#### INFORMATION SUPPLIED

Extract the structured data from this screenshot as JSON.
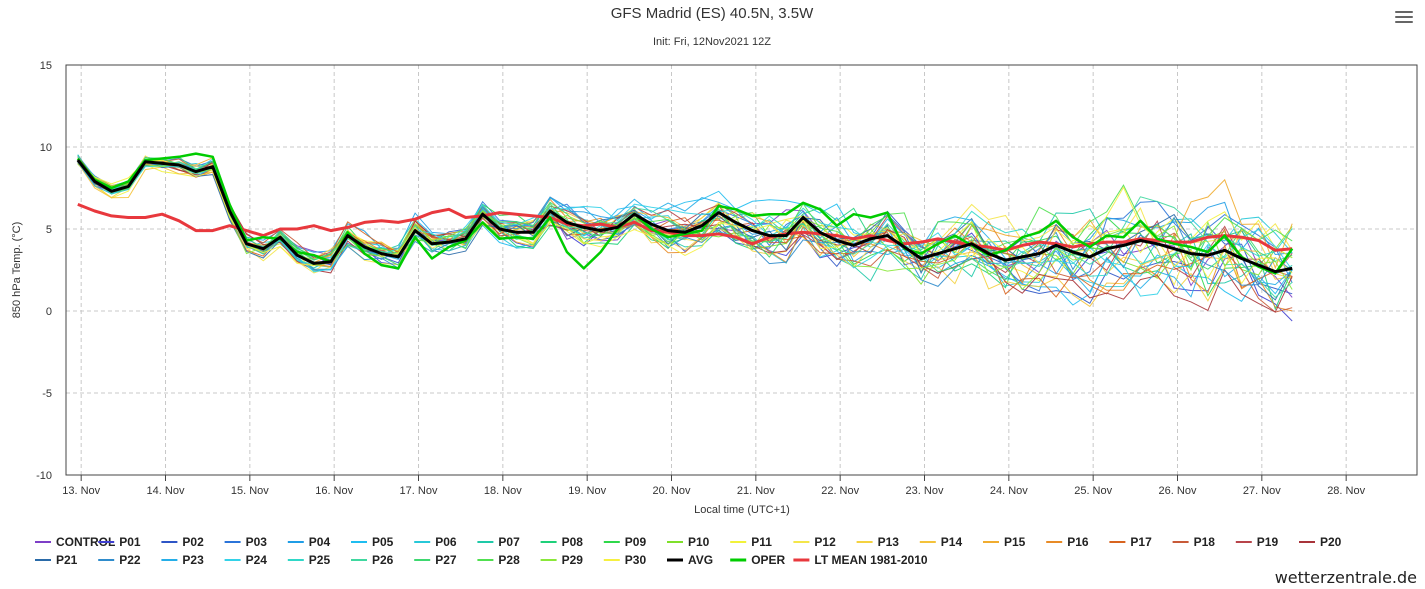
{
  "chart_data": {
    "type": "line",
    "title": "GFS Madrid (ES) 40.5N, 3.5W",
    "subtitle": "Init: Fri, 12Nov2021 12Z",
    "xlabel": "Local time (UTC+1)",
    "ylabel": "850 hPa Temp. (°C)",
    "ylim": [
      -10,
      15
    ],
    "yticks": [
      -10,
      -5,
      0,
      5,
      10,
      15
    ],
    "xlim": [
      12.82,
      28.84
    ],
    "xticks": [
      {
        "pos": 13,
        "label": "13. Nov"
      },
      {
        "pos": 14,
        "label": "14. Nov"
      },
      {
        "pos": 15,
        "label": "15. Nov"
      },
      {
        "pos": 16,
        "label": "16. Nov"
      },
      {
        "pos": 17,
        "label": "17. Nov"
      },
      {
        "pos": 18,
        "label": "18. Nov"
      },
      {
        "pos": 19,
        "label": "19. Nov"
      },
      {
        "pos": 20,
        "label": "20. Nov"
      },
      {
        "pos": 21,
        "label": "21. Nov"
      },
      {
        "pos": 22,
        "label": "22. Nov"
      },
      {
        "pos": 23,
        "label": "23. Nov"
      },
      {
        "pos": 24,
        "label": "24. Nov"
      },
      {
        "pos": 25,
        "label": "25. Nov"
      },
      {
        "pos": 26,
        "label": "26. Nov"
      },
      {
        "pos": 27,
        "label": "27. Nov"
      },
      {
        "pos": 28,
        "label": "28. Nov"
      }
    ],
    "grid": true,
    "legend_position": "bottom",
    "x_start_day": 12.96,
    "x_step_days": 0.2,
    "mean_series": {
      "avg": {
        "name": "AVG",
        "color": "#000000",
        "values": [
          9.2,
          7.9,
          7.3,
          7.6,
          9.1,
          9.0,
          8.9,
          8.5,
          8.8,
          6.1,
          4.1,
          3.8,
          4.5,
          3.4,
          2.9,
          3.0,
          4.6,
          3.9,
          3.5,
          3.3,
          4.9,
          4.1,
          4.2,
          4.4,
          5.9,
          5.0,
          4.8,
          4.8,
          6.1,
          5.4,
          5.1,
          4.9,
          5.1,
          5.9,
          5.3,
          4.9,
          4.8,
          5.2,
          6.0,
          5.4,
          4.9,
          4.6,
          4.6,
          5.7,
          4.8,
          4.3,
          4.0,
          4.4,
          4.6,
          3.9,
          3.2,
          3.5,
          3.8,
          4.1,
          3.5,
          3.1,
          3.3,
          3.5,
          4.0,
          3.6,
          3.3,
          3.8,
          4.0,
          4.3,
          4.1,
          3.8,
          3.5,
          3.4,
          3.7,
          3.2,
          2.8,
          2.4,
          2.6
        ]
      },
      "oper": {
        "name": "OPER",
        "color": "#00cc00",
        "values": [
          9.3,
          8.0,
          7.5,
          7.9,
          9.2,
          9.3,
          9.4,
          9.6,
          9.4,
          6.5,
          4.3,
          4.5,
          4.4,
          3.6,
          3.4,
          3.0,
          4.8,
          3.5,
          2.8,
          2.6,
          4.5,
          3.2,
          3.9,
          4.3,
          5.4,
          4.4,
          4.5,
          4.4,
          5.7,
          3.6,
          2.6,
          3.6,
          5.0,
          5.9,
          5.0,
          4.5,
          4.7,
          4.9,
          6.4,
          6.2,
          5.8,
          5.9,
          5.9,
          6.6,
          6.2,
          5.2,
          5.9,
          5.7,
          6.0,
          3.8,
          3.5,
          4.1,
          4.6,
          4.0,
          3.4,
          3.7,
          4.5,
          4.8,
          5.5,
          4.5,
          3.9,
          4.6,
          4.5,
          5.5,
          4.4,
          4.1,
          3.9,
          3.6,
          4.6,
          3.3,
          2.7,
          2.3,
          3.8
        ]
      },
      "ltmean": {
        "name": "LT MEAN 1981-2010",
        "color": "#e8383d",
        "values": [
          6.5,
          6.1,
          5.8,
          5.7,
          5.7,
          5.9,
          5.5,
          4.9,
          4.9,
          5.2,
          4.9,
          4.6,
          5.0,
          5.0,
          5.2,
          4.9,
          5.1,
          5.4,
          5.5,
          5.4,
          5.6,
          6.0,
          6.2,
          5.7,
          5.8,
          6.0,
          5.9,
          5.8,
          5.7,
          5.3,
          5.2,
          5.3,
          5.1,
          5.4,
          4.9,
          4.8,
          4.6,
          4.6,
          4.7,
          4.5,
          4.1,
          4.5,
          4.7,
          4.8,
          4.7,
          4.6,
          4.4,
          4.6,
          4.3,
          4.1,
          4.2,
          4.4,
          4.2,
          4.0,
          3.9,
          3.7,
          4.0,
          4.2,
          4.1,
          3.9,
          4.1,
          4.2,
          4.2,
          4.4,
          4.3,
          4.2,
          4.2,
          4.5,
          4.6,
          4.5,
          4.3,
          3.7,
          3.8
        ]
      }
    },
    "series_colors": {
      "CONTROL": "#7e3fc7",
      "P01": "#3f3fd0",
      "P02": "#2e55c6",
      "P03": "#2b74d9",
      "P04": "#1f9de6",
      "P05": "#1fbdf0",
      "P06": "#27c8d8",
      "P07": "#1ec9a8",
      "P08": "#1ed07a",
      "P09": "#2fd84a",
      "P10": "#7fe02a",
      "P11": "#f2f23a",
      "P12": "#f4e64a",
      "P13": "#f4d240",
      "P14": "#f4c23a",
      "P15": "#f0ac30",
      "P16": "#e88b26",
      "P17": "#d8641f",
      "P18": "#c85a38",
      "P19": "#b8444a",
      "P20": "#a8343a",
      "P21": "#2a6aa8",
      "P22": "#2f8ccc",
      "P23": "#25aee8",
      "P24": "#33d2e8",
      "P25": "#2fd8c8",
      "P26": "#40d8a0",
      "P27": "#3ed870",
      "P28": "#50e050",
      "P29": "#8ae83a",
      "P30": "#f6f040"
    },
    "legend": [
      "CONTROL",
      "P01",
      "P02",
      "P03",
      "P04",
      "P05",
      "P06",
      "P07",
      "P08",
      "P09",
      "P10",
      "P11",
      "P12",
      "P13",
      "P14",
      "P15",
      "P16",
      "P17",
      "P18",
      "P19",
      "P20",
      "P21",
      "P22",
      "P23",
      "P24",
      "P25",
      "P26",
      "P27",
      "P28",
      "P29",
      "P30",
      "AVG",
      "OPER",
      "LT MEAN 1981-2010"
    ]
  },
  "credit": "wetterzentrale.de",
  "menu_icon": "hamburger-menu-icon"
}
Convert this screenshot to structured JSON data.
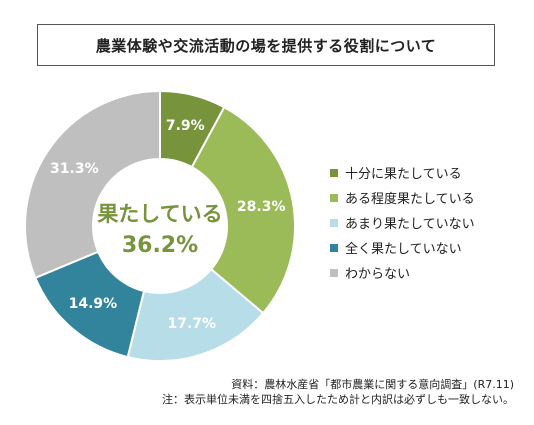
{
  "title": "農業体験や交流活動の場を提供する役割について",
  "chart_data": {
    "type": "pie",
    "variant": "donut",
    "slices": [
      {
        "label": "十分に果たしている",
        "value": 7.9,
        "value_label": "7.9%",
        "color": "#77933c"
      },
      {
        "label": "ある程度果たしている",
        "value": 28.3,
        "value_label": "28.3%",
        "color": "#9bbb59"
      },
      {
        "label": "あまり果たしていない",
        "value": 17.7,
        "value_label": "17.7%",
        "color": "#b7dee8"
      },
      {
        "label": "全く果たしていない",
        "value": 14.9,
        "value_label": "14.9%",
        "color": "#31849b"
      },
      {
        "label": "わからない",
        "value": 31.3,
        "value_label": "31.3%",
        "color": "#bfbfbf"
      }
    ],
    "center_label": "果たしている",
    "center_value": "36.2%",
    "center_color": "#77933c",
    "legend_position": "right"
  },
  "source": {
    "line1": "資料：農林水産省「都市農業に関する意向調査」(R7.11)",
    "line2": "注：表示単位未満を四捨五入したため計と内訳は必ずしも一致しない。"
  }
}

########

**WHAT IS EXPECTED:** Identify the lines that contain the string "structured", and copy every one of them.

**PROBLEM SOLUTION:**
Extract the structured data from this screenshot as JSON.
Convert this screenshot to structured JSON data.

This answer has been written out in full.